Pull out every line below containing the word "designator".
[Input for this task start]
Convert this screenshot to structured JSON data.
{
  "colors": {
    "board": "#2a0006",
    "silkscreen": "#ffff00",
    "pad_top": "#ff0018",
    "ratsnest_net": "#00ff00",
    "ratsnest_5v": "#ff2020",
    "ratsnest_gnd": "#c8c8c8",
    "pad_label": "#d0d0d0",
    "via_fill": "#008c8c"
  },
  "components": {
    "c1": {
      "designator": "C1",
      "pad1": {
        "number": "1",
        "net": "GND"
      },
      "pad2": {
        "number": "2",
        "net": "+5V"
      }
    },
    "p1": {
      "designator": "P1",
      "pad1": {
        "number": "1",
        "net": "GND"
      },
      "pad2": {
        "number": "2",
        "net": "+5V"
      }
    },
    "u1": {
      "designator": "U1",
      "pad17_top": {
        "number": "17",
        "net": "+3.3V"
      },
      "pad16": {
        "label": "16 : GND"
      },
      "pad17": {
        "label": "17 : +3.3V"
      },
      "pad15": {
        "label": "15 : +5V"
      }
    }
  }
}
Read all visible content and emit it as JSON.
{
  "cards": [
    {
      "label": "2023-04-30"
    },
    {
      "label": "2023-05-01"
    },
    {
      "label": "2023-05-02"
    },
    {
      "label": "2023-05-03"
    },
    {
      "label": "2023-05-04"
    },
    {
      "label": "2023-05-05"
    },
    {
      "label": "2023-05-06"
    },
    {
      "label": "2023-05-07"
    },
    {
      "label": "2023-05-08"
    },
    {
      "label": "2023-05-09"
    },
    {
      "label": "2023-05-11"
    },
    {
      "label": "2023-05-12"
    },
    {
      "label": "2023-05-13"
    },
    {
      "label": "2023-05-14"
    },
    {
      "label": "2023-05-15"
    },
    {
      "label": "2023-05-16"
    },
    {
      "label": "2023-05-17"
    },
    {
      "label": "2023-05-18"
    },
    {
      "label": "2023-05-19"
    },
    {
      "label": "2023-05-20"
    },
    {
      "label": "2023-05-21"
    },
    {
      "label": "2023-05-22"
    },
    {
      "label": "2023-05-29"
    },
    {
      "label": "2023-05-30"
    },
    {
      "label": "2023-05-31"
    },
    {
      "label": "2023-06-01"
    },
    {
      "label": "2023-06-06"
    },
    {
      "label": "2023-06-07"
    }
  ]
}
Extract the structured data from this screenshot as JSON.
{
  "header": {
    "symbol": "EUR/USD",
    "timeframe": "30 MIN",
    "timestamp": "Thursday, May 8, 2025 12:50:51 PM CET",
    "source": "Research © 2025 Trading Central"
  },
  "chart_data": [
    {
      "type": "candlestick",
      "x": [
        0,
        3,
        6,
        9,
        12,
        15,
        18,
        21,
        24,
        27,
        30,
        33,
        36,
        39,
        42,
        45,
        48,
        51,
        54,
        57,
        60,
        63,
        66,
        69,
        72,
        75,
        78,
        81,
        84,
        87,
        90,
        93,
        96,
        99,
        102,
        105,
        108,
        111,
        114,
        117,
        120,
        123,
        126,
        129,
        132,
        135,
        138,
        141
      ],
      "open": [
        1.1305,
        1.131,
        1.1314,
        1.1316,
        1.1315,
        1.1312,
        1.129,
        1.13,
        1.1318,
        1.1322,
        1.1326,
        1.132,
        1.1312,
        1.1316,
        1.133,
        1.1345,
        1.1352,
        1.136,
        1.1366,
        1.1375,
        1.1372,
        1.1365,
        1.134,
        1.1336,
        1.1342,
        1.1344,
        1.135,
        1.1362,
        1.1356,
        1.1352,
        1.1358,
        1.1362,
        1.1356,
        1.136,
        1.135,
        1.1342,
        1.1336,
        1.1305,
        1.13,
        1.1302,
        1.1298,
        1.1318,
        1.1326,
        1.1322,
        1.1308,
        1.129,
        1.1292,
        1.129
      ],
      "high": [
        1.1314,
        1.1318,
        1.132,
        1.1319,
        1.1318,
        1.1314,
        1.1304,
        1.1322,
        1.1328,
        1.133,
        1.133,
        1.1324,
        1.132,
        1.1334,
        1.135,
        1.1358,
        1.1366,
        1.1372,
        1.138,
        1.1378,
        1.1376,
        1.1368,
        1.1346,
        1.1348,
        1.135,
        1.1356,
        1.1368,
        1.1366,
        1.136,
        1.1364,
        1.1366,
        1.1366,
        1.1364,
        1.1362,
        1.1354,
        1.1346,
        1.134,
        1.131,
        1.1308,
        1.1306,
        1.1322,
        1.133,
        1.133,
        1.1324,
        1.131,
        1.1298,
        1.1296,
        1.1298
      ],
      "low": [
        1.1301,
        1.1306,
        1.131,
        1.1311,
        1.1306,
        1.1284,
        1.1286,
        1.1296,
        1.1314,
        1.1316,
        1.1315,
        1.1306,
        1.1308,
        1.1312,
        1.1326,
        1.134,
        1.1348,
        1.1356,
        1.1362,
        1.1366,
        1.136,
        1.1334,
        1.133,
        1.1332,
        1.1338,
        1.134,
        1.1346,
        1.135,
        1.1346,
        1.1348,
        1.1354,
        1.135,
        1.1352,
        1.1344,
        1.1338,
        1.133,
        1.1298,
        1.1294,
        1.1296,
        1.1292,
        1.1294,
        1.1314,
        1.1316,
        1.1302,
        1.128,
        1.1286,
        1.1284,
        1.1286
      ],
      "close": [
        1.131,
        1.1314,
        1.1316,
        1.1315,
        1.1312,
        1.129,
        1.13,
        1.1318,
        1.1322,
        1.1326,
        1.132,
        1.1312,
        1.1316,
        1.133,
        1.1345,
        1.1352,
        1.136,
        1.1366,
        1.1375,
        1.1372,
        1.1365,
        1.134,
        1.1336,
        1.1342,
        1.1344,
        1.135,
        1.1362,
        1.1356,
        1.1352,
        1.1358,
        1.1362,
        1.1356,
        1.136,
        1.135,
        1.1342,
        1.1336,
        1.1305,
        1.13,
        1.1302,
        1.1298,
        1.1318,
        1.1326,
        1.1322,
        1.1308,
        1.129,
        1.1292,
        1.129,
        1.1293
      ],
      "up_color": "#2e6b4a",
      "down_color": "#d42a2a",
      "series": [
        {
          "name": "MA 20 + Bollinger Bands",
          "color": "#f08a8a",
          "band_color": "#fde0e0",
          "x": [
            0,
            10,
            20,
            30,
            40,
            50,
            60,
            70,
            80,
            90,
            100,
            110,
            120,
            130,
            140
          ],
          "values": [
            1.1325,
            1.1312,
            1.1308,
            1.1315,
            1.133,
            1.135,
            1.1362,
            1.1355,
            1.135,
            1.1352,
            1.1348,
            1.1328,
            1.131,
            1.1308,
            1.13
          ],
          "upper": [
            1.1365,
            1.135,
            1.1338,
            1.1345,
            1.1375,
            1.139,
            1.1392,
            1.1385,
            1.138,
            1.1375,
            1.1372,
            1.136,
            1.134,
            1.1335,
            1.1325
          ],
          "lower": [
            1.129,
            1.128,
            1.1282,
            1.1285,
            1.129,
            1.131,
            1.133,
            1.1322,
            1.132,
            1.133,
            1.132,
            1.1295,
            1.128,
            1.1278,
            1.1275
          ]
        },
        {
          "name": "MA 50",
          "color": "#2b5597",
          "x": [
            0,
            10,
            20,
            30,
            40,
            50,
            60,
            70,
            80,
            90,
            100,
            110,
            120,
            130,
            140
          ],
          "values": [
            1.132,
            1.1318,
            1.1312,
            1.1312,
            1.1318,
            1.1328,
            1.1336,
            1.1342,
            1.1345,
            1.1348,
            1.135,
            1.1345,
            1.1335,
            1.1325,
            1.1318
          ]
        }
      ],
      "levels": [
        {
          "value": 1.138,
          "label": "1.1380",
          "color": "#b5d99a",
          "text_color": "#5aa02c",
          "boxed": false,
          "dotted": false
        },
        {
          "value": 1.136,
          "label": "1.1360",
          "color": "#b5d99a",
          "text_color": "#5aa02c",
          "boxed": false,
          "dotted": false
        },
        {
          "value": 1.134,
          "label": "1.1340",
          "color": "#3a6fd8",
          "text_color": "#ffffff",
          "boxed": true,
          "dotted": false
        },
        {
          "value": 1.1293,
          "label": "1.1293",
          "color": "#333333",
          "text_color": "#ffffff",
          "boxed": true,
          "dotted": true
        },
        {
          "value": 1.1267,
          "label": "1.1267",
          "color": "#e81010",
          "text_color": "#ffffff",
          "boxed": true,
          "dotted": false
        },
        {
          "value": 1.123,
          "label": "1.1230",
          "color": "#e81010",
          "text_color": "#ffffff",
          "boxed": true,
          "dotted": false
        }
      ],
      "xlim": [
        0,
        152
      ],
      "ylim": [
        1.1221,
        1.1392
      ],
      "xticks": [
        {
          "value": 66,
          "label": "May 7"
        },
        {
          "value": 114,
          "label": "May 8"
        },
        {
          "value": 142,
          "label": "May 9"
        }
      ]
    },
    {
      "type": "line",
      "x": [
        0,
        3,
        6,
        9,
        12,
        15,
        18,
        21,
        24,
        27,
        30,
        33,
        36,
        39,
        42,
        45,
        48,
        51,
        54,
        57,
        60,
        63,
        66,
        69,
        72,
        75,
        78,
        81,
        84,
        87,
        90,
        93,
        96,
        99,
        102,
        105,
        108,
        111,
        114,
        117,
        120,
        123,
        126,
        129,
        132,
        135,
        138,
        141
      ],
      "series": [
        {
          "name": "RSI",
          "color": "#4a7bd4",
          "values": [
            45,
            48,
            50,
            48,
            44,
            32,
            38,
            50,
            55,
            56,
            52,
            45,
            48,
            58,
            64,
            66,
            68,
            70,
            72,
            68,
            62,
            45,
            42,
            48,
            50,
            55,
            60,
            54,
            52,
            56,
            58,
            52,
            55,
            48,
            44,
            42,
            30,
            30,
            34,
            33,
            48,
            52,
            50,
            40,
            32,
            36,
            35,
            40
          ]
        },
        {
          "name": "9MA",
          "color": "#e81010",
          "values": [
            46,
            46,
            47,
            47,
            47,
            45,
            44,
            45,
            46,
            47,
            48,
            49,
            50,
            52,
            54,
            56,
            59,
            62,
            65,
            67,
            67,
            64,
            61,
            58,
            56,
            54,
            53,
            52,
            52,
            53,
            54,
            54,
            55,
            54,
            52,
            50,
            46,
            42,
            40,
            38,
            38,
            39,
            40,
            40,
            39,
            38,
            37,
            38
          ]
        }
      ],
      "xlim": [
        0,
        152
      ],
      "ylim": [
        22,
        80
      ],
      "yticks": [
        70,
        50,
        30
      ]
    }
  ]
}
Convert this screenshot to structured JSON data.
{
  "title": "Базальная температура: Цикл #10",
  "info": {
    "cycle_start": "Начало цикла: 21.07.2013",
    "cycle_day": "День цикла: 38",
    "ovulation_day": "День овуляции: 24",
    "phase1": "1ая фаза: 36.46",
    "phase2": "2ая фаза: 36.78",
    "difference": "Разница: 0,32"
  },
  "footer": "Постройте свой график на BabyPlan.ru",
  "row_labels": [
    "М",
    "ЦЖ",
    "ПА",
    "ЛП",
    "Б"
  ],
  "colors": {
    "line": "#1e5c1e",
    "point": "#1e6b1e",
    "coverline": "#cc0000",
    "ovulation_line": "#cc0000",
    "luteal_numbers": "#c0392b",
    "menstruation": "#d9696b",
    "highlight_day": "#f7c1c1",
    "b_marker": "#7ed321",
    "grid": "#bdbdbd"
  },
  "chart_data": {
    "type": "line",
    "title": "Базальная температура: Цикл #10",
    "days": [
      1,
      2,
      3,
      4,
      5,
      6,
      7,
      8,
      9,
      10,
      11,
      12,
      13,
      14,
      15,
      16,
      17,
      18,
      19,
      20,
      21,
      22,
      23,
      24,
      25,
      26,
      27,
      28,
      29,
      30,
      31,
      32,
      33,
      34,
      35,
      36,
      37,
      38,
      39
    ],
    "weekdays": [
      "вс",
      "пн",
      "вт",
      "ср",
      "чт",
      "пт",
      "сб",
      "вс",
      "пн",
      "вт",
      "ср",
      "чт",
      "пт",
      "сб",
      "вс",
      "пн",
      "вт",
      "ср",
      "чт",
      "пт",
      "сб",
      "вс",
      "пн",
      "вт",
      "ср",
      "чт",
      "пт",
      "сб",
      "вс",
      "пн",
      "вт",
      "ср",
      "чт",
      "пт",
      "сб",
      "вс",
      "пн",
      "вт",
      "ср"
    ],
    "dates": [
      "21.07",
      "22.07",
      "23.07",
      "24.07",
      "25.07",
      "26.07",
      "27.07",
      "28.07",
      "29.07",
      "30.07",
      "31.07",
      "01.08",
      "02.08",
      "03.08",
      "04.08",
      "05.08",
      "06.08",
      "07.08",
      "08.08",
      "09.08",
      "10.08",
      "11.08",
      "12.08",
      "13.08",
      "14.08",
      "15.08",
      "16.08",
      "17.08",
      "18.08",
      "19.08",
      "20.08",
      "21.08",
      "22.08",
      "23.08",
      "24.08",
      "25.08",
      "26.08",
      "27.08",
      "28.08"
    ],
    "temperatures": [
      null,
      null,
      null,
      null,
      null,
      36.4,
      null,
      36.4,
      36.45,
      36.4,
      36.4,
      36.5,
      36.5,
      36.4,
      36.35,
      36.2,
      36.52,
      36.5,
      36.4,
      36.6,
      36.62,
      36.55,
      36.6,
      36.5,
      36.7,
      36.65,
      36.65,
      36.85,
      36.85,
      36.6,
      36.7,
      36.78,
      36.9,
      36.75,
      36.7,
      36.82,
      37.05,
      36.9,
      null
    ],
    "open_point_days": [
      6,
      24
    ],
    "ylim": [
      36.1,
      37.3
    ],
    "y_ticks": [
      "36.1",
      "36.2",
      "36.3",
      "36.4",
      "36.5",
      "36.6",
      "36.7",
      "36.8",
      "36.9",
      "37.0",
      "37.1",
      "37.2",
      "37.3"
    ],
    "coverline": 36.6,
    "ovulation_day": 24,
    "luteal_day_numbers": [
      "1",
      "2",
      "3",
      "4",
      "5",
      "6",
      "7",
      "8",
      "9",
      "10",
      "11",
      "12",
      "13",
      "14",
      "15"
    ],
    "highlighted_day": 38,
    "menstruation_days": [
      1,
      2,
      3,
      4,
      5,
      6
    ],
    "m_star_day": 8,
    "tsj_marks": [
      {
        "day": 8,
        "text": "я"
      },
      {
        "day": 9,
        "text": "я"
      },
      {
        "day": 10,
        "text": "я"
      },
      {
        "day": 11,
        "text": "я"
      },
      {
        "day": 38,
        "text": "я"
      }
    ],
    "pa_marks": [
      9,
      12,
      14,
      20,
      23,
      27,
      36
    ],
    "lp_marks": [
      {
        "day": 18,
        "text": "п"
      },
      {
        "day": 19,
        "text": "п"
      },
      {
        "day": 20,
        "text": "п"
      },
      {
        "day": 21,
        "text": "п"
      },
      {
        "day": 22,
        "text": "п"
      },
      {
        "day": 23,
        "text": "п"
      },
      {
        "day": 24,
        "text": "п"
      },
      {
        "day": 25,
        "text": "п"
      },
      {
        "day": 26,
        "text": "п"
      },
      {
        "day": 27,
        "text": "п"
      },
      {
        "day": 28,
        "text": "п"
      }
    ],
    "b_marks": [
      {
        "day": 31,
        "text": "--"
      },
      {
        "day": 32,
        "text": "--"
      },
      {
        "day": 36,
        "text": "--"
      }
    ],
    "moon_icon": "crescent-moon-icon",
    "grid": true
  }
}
[Input for this task end]
*Result:*
      "designator": "C1",
      "designator": "P1",
      "designator": "U1",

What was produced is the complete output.